Task to carry out :: Every record must be repeated exactly, with no omission.

Source records
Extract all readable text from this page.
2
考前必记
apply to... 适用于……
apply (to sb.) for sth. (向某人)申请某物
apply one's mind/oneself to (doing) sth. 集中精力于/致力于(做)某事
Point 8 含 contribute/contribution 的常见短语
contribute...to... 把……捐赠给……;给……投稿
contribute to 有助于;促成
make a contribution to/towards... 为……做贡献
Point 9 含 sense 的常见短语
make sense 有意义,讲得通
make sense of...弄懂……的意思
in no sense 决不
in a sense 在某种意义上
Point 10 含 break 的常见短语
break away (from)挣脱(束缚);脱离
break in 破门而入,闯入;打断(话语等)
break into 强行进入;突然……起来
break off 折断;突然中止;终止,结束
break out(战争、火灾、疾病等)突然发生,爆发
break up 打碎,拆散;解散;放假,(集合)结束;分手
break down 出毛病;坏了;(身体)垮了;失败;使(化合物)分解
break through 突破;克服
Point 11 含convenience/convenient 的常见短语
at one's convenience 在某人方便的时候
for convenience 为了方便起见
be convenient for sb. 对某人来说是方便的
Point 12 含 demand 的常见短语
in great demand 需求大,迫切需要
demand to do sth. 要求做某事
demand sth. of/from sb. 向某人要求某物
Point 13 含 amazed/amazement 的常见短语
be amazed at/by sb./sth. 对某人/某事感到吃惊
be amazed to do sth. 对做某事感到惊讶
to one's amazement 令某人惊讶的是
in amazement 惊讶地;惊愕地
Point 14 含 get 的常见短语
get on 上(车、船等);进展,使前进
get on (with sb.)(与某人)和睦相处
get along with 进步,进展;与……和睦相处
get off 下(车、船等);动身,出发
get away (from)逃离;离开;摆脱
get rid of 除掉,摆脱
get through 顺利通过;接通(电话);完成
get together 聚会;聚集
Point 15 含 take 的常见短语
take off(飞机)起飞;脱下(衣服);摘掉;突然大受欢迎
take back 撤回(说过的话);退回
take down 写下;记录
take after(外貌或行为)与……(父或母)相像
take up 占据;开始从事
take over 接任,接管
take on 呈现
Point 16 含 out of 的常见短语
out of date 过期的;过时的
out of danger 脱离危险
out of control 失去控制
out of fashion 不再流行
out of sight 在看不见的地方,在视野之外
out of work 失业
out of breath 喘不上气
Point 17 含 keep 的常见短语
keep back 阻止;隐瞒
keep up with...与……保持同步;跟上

Solution to the exercise ::
Extract all readable text from this page.
2
考前必记
apply to... 适用于……
apply (to sb.) for sth. (向某人)申请某物
apply one's mind/oneself to (doing) sth. 集中精力于/致力于(做)某事
Point 8 含 contribute/contribution 的常见短语
contribute...to... 把……捐赠给……;给……投稿
contribute to 有助于;促成
make a contribution to/towards... 为……做贡献
Point 9 含 sense 的常见短语
make sense 有意义,讲得通
make sense of...弄懂……的意思
in no sense 决不
in a sense 在某种意义上
Point 10 含 break 的常见短语
break away (from)挣脱(束缚);脱离
break in 破门而入,闯入;打断(话语等)
break into 强行进入;突然……起来
break off 折断;突然中止;终止,结束
break out(战争、火灾、疾病等)突然发生,爆发
break up 打碎,拆散;解散;放假,(集合)结束;分手
break down 出毛病;坏了;(身体)垮了;失败;使(化合物)分解
break through 突破;克服
Point 11 含convenience/convenient 的常见短语
at one's convenience 在某人方便的时候
for convenience 为了方便起见
be convenient for sb. 对某人来说是方便的
Point 12 含 demand 的常见短语
in great demand 需求大,迫切需要
demand to do sth. 要求做某事
demand sth. of/from sb. 向某人要求某物
Point 13 含 amazed/amazement 的常见短语
be amazed at/by sb./sth. 对某人/某事感到吃惊
be amazed to do sth. 对做某事感到惊讶
to one's amazement 令某人惊讶的是
in amazement 惊讶地;惊愕地
Point 14 含 get 的常见短语
get on 上(车、船等);进展,使前进
get on (with sb.)(与某人)和睦相处
get along with 进步,进展;与……和睦相处
get off 下(车、船等);动身,出发
get away (from)逃离;离开;摆脱
get rid of 除掉,摆脱
get through 顺利通过;接通(电话);完成
get together 聚会;聚集
Point 15 含 take 的常见短语
take off(飞机)起飞;脱下(衣服);摘掉;突然大受欢迎
take back 撤回(说过的话);退回
take down 写下;记录
take after(外貌或行为)与……(父或母)相像
take up 占据;开始从事
take over 接任,接管
take on 呈现
Point 16 含 out of 的常见短语
out of date 过期的;过时的
out of danger 脱离危险
out of control 失去控制
out of fashion 不再流行
out of sight 在看不见的地方,在视野之外
out of work 失业
out of breath 喘不上气
Point 17 含 keep 的常见短语
keep back 阻止;隐瞒
keep up with...与……保持同步;跟上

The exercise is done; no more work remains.